▶ **Recorded data**
((

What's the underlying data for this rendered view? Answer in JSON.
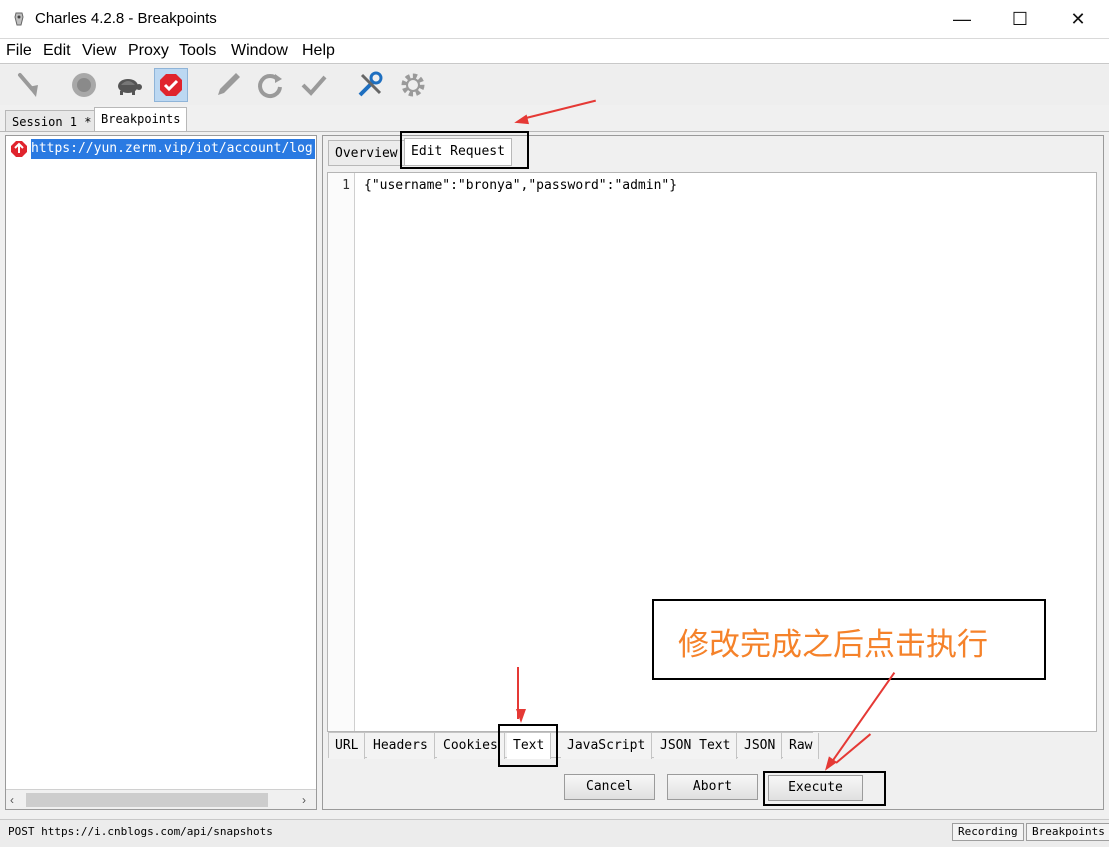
{
  "window": {
    "title": "Charles 4.2.8 - Breakpoints",
    "minimize": "—",
    "maximize": "☐",
    "close": "✕"
  },
  "menu": [
    "File",
    "Edit",
    "View",
    "Proxy",
    "Tools",
    "Window",
    "Help"
  ],
  "toolbar": [
    "broom-icon",
    "record-icon",
    "throttle-turtle-icon",
    "breakpoints-icon",
    "compose-pen-icon",
    "repeat-icon",
    "validate-check-icon",
    "tools-icon",
    "settings-gear-icon"
  ],
  "session_tabs": [
    "Session 1 *",
    "Breakpoints"
  ],
  "breakpoint_list": [
    {
      "url": "https://yun.zerm.vip/iot/account/log"
    }
  ],
  "request_tabs": [
    "Overview",
    "Edit Request"
  ],
  "editor": {
    "line_number": "1",
    "content": "{\"username\":\"bronya\",\"password\":\"admin\"}"
  },
  "body_tabs": [
    "URL",
    "Headers",
    "Cookies",
    "Text",
    "JavaScript",
    "JSON Text",
    "JSON",
    "Raw"
  ],
  "buttons": {
    "cancel": "Cancel",
    "abort": "Abort",
    "execute": "Execute"
  },
  "annotation": {
    "text": "修改完成之后点击执行",
    "color": "#f5822a"
  },
  "status_bar": {
    "text": "POST https://i.cnblogs.com/api/snapshots",
    "recording": "Recording",
    "breakpoints": "Breakpoints"
  },
  "colors": {
    "selection": "#2a7ae2",
    "highlight_red": "#e53935",
    "breakpoint_icon": "#e0242d"
  }
}
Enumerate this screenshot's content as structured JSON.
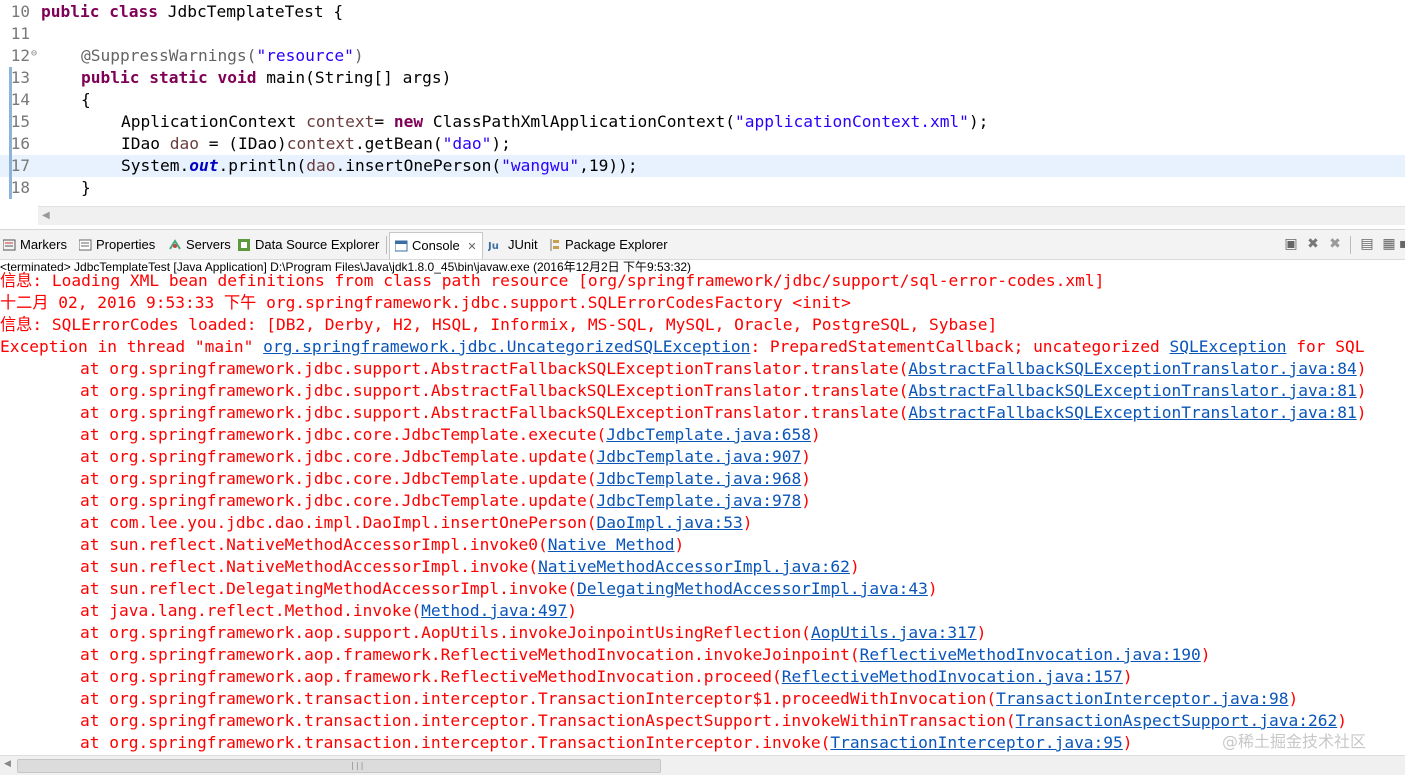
{
  "editor": {
    "line_numbers": [
      "10",
      "11",
      "12",
      "13",
      "14",
      "15",
      "16",
      "17",
      "18"
    ],
    "lines": [
      [
        {
          "t": "public",
          "c": "kw"
        },
        {
          "t": " "
        },
        {
          "t": "class",
          "c": "kw"
        },
        {
          "t": " JdbcTemplateTest {"
        }
      ],
      [],
      [
        {
          "t": "@SuppressWarnings(",
          "c": "ann"
        },
        {
          "t": "\"resource\"",
          "c": "str"
        },
        {
          "t": ")",
          "c": "ann"
        }
      ],
      [
        {
          "t": "public",
          "c": "kw"
        },
        {
          "t": " "
        },
        {
          "t": "static",
          "c": "kw"
        },
        {
          "t": " "
        },
        {
          "t": "void",
          "c": "kw"
        },
        {
          "t": " main(String[] args)"
        }
      ],
      [
        {
          "t": "{"
        }
      ],
      [
        {
          "t": "ApplicationContext "
        },
        {
          "t": "context",
          "c": "var"
        },
        {
          "t": "= "
        },
        {
          "t": "new",
          "c": "kw"
        },
        {
          "t": " ClassPathXmlApplicationContext("
        },
        {
          "t": "\"applicationContext.xml\"",
          "c": "str"
        },
        {
          "t": ");"
        }
      ],
      [
        {
          "t": "IDao "
        },
        {
          "t": "dao",
          "c": "var"
        },
        {
          "t": " = (IDao)"
        },
        {
          "t": "context",
          "c": "var"
        },
        {
          "t": ".getBean("
        },
        {
          "t": "\"dao\"",
          "c": "str"
        },
        {
          "t": ");"
        }
      ],
      [
        {
          "t": "System."
        },
        {
          "t": "out",
          "c": "fld"
        },
        {
          "t": ".println("
        },
        {
          "t": "dao",
          "c": "var"
        },
        {
          "t": ".insertOnePerson("
        },
        {
          "t": "\"wangwu\"",
          "c": "str"
        },
        {
          "t": ",19));"
        }
      ],
      [
        {
          "t": "}"
        }
      ]
    ]
  },
  "tabs": [
    {
      "label": "Markers",
      "icon": "markers-icon"
    },
    {
      "label": "Properties",
      "icon": "properties-icon"
    },
    {
      "label": "Servers",
      "icon": "servers-icon"
    },
    {
      "label": "Data Source Explorer",
      "icon": "data-source-icon"
    },
    {
      "label": "Console",
      "icon": "console-icon",
      "active": true
    },
    {
      "label": "JUnit",
      "icon": "junit-icon"
    },
    {
      "label": "Package Explorer",
      "icon": "package-explorer-icon"
    }
  ],
  "toolbar_icons": [
    "minimize-icon",
    "terminate-icon",
    "remove-all-terminated-icon",
    "scroll-lock-icon",
    "pin-console-icon",
    "display-selected-console-icon",
    "open-console-icon"
  ],
  "status_line": "<terminated> JdbcTemplateTest [Java Application] D:\\Program Files\\Java\\jdk1.8.0_45\\bin\\javaw.exe (2016年12月2日 下午9:53:32)",
  "console_lines": [
    {
      "text": "信息: Loading XML bean definitions from class path resource [org/springframework/jdbc/support/sql-error-codes.xml]"
    },
    {
      "text": "十二月 02, 2016 9:53:33 下午 org.springframework.jdbc.support.SQLErrorCodesFactory <init>"
    },
    {
      "text": "信息: SQLErrorCodes loaded: [DB2, Derby, H2, HSQL, Informix, MS-SQL, MySQL, Oracle, PostgreSQL, Sybase]"
    },
    {
      "parts": [
        {
          "t": "Exception in thread \"main\" "
        },
        {
          "t": "org.springframework.jdbc.UncategorizedSQLException",
          "link": true
        },
        {
          "t": ": PreparedStatementCallback; uncategorized "
        },
        {
          "t": "SQLException",
          "link": true
        },
        {
          "t": " for SQL"
        }
      ]
    },
    {
      "indent": true,
      "prefix": "at org.springframework.jdbc.support.AbstractFallbackSQLExceptionTranslator.translate(",
      "link": "AbstractFallbackSQLExceptionTranslator.java:84",
      "suffix": ")"
    },
    {
      "indent": true,
      "prefix": "at org.springframework.jdbc.support.AbstractFallbackSQLExceptionTranslator.translate(",
      "link": "AbstractFallbackSQLExceptionTranslator.java:81",
      "suffix": ")"
    },
    {
      "indent": true,
      "prefix": "at org.springframework.jdbc.support.AbstractFallbackSQLExceptionTranslator.translate(",
      "link": "AbstractFallbackSQLExceptionTranslator.java:81",
      "suffix": ")"
    },
    {
      "indent": true,
      "prefix": "at org.springframework.jdbc.core.JdbcTemplate.execute(",
      "link": "JdbcTemplate.java:658",
      "suffix": ")"
    },
    {
      "indent": true,
      "prefix": "at org.springframework.jdbc.core.JdbcTemplate.update(",
      "link": "JdbcTemplate.java:907",
      "suffix": ")"
    },
    {
      "indent": true,
      "prefix": "at org.springframework.jdbc.core.JdbcTemplate.update(",
      "link": "JdbcTemplate.java:968",
      "suffix": ")"
    },
    {
      "indent": true,
      "prefix": "at org.springframework.jdbc.core.JdbcTemplate.update(",
      "link": "JdbcTemplate.java:978",
      "suffix": ")"
    },
    {
      "indent": true,
      "prefix": "at com.lee.you.jdbc.dao.impl.DaoImpl.insertOnePerson(",
      "link": "DaoImpl.java:53",
      "suffix": ")"
    },
    {
      "indent": true,
      "prefix": "at sun.reflect.NativeMethodAccessorImpl.invoke0(",
      "link": "Native Method",
      "suffix": ")"
    },
    {
      "indent": true,
      "prefix": "at sun.reflect.NativeMethodAccessorImpl.invoke(",
      "link": "NativeMethodAccessorImpl.java:62",
      "suffix": ")"
    },
    {
      "indent": true,
      "prefix": "at sun.reflect.DelegatingMethodAccessorImpl.invoke(",
      "link": "DelegatingMethodAccessorImpl.java:43",
      "suffix": ")"
    },
    {
      "indent": true,
      "prefix": "at java.lang.reflect.Method.invoke(",
      "link": "Method.java:497",
      "suffix": ")"
    },
    {
      "indent": true,
      "prefix": "at org.springframework.aop.support.AopUtils.invokeJoinpointUsingReflection(",
      "link": "AopUtils.java:317",
      "suffix": ")"
    },
    {
      "indent": true,
      "prefix": "at org.springframework.aop.framework.ReflectiveMethodInvocation.invokeJoinpoint(",
      "link": "ReflectiveMethodInvocation.java:190",
      "suffix": ")"
    },
    {
      "indent": true,
      "prefix": "at org.springframework.aop.framework.ReflectiveMethodInvocation.proceed(",
      "link": "ReflectiveMethodInvocation.java:157",
      "suffix": ")"
    },
    {
      "indent": true,
      "prefix": "at org.springframework.transaction.interceptor.TransactionInterceptor$1.proceedWithInvocation(",
      "link": "TransactionInterceptor.java:98",
      "suffix": ")"
    },
    {
      "indent": true,
      "prefix": "at org.springframework.transaction.interceptor.TransactionAspectSupport.invokeWithinTransaction(",
      "link": "TransactionAspectSupport.java:262",
      "suffix": ")"
    },
    {
      "indent": true,
      "prefix": "at org.springframework.transaction.interceptor.TransactionInterceptor.invoke(",
      "link": "TransactionInterceptor.java:95",
      "suffix": ")"
    }
  ],
  "watermark": "@稀土掘金技术社区",
  "colors": {
    "console_error": "#ff0000",
    "link": "#0a55b8",
    "keyword": "#7f0055",
    "string": "#2a00ff",
    "current_line": "#e8f2fe"
  }
}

))

▶ **Problem requirements**
Collect each line above holding the string "TransactionInterceptor".

▶ **Answer to this task**
      "prefix": "at org.springframework.transaction.interceptor.TransactionInterceptor$1.proceedWithInvocation(",
      "link": "TransactionInterceptor.java:98",
      "prefix": "at org.springframework.transaction.interceptor.TransactionInterceptor.invoke(",
      "link": "TransactionInterceptor.java:95",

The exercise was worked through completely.